(Entries taken from a collection)

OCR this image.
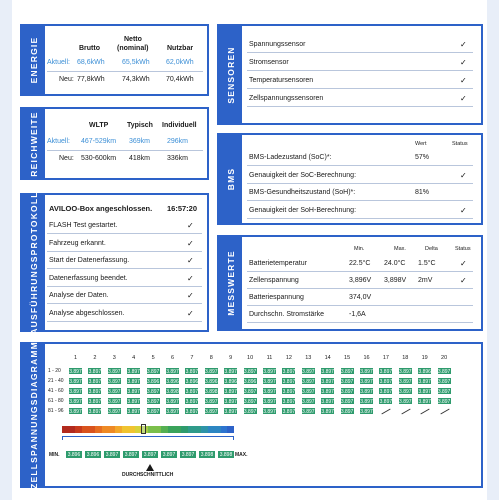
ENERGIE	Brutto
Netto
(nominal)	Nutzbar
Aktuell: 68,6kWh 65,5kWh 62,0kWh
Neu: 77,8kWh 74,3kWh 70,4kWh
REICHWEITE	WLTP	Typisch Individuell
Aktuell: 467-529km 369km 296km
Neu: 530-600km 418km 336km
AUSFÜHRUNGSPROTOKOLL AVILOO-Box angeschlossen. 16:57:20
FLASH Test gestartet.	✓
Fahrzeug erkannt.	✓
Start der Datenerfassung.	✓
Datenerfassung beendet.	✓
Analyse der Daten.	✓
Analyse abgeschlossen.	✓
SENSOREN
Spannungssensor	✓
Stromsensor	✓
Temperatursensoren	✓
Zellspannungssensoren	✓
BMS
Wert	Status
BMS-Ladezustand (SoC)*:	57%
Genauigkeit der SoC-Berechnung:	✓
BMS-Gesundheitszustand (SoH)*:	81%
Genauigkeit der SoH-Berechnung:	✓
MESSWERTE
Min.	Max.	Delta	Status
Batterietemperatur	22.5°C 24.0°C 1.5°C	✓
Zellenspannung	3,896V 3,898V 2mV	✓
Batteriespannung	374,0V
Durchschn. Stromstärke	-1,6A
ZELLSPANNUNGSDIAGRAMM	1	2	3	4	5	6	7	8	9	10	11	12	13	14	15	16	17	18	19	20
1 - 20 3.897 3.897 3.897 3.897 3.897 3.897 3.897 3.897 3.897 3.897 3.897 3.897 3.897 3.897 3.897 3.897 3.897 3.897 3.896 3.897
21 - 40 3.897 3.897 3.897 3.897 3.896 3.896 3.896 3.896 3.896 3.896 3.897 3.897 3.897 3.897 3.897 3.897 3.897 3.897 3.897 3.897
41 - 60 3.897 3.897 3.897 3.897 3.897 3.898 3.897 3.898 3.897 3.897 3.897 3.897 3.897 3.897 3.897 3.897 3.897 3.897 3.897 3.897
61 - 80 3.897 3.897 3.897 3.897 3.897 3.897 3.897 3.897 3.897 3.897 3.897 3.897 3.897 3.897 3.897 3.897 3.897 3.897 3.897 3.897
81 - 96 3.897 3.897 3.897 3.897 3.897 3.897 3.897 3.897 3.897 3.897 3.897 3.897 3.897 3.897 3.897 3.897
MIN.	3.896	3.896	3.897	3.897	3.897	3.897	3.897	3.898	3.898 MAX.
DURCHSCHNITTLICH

---

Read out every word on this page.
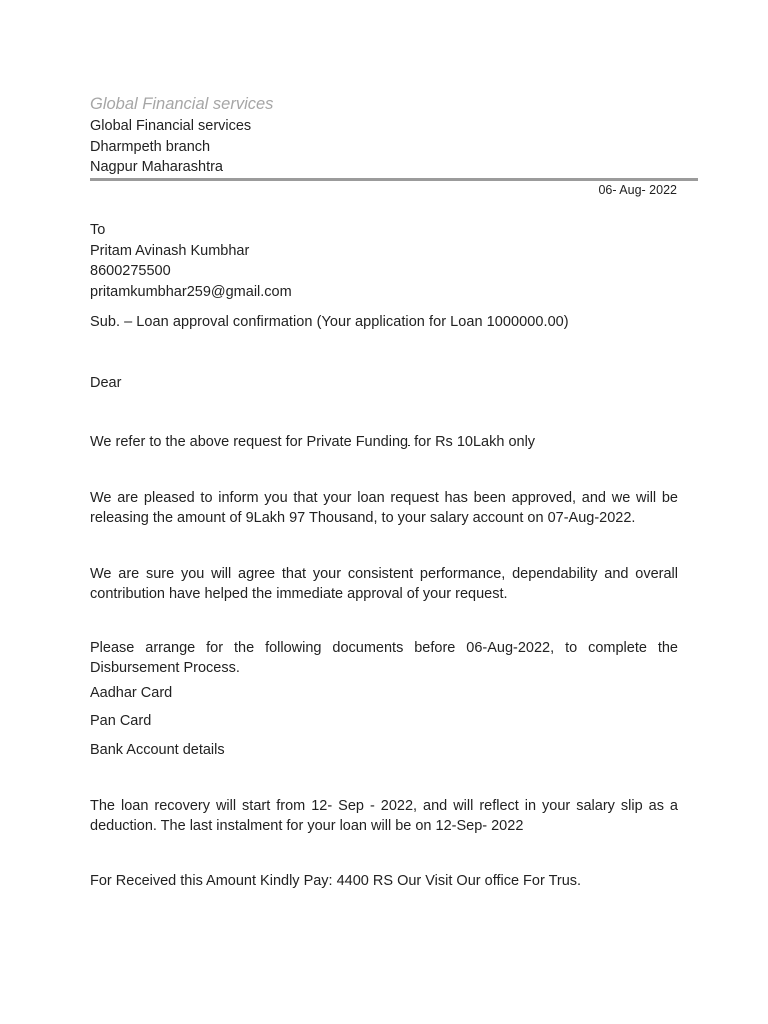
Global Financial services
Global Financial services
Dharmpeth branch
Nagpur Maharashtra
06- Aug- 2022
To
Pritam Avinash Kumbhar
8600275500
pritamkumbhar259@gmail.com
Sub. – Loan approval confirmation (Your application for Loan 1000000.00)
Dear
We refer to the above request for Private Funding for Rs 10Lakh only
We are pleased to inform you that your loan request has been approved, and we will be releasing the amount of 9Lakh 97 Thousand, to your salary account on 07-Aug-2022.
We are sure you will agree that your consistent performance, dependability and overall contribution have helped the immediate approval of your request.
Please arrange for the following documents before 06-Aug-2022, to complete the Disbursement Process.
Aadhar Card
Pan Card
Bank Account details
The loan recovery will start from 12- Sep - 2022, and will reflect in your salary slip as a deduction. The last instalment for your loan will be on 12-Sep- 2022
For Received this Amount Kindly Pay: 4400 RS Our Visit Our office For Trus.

--

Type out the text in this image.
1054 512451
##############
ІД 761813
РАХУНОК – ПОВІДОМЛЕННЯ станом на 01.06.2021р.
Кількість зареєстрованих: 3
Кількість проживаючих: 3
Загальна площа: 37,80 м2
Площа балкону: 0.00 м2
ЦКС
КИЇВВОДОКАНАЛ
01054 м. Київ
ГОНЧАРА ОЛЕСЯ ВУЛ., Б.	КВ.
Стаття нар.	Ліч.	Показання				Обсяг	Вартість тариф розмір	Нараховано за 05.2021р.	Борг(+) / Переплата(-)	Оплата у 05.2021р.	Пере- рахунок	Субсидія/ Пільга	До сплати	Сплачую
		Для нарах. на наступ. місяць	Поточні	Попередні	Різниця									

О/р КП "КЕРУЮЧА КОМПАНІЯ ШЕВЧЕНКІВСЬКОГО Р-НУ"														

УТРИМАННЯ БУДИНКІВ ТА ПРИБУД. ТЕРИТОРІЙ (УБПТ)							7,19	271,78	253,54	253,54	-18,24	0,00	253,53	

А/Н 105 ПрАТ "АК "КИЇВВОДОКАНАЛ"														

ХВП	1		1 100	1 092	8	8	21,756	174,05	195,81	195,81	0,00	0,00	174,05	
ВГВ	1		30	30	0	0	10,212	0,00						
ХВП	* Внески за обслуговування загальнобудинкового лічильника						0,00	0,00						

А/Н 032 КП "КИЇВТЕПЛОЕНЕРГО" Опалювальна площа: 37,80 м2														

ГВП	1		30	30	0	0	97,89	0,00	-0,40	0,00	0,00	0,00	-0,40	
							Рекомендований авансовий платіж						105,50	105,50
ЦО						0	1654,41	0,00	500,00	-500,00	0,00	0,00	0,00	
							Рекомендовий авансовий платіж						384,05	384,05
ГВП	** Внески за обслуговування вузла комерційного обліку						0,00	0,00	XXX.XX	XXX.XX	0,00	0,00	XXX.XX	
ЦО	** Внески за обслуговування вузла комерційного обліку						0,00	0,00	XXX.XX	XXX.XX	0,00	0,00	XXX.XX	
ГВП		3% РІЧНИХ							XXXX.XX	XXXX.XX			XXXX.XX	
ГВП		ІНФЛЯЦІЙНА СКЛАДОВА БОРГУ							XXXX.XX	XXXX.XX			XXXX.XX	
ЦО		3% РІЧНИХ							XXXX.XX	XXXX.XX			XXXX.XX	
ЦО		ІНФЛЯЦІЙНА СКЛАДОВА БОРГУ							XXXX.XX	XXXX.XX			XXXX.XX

*Required task*.
From the entries, report each line that includes the word "Внески".

*Full solution*.
ХВП	* Внески за обслуговування загальнобудинкового лічильника						0,00	0,00						
ГВП	** Внески за обслуговування вузла комерційного обліку						0,00	0,00	XXX.XX	XXX.XX	0,00	0,00	XXX.XX	
ЦО	** Внески за обслуговування вузла комерційного обліку						0,00	0,00	XXX.XX	XXX.XX	0,00	0,00	XXX.XX	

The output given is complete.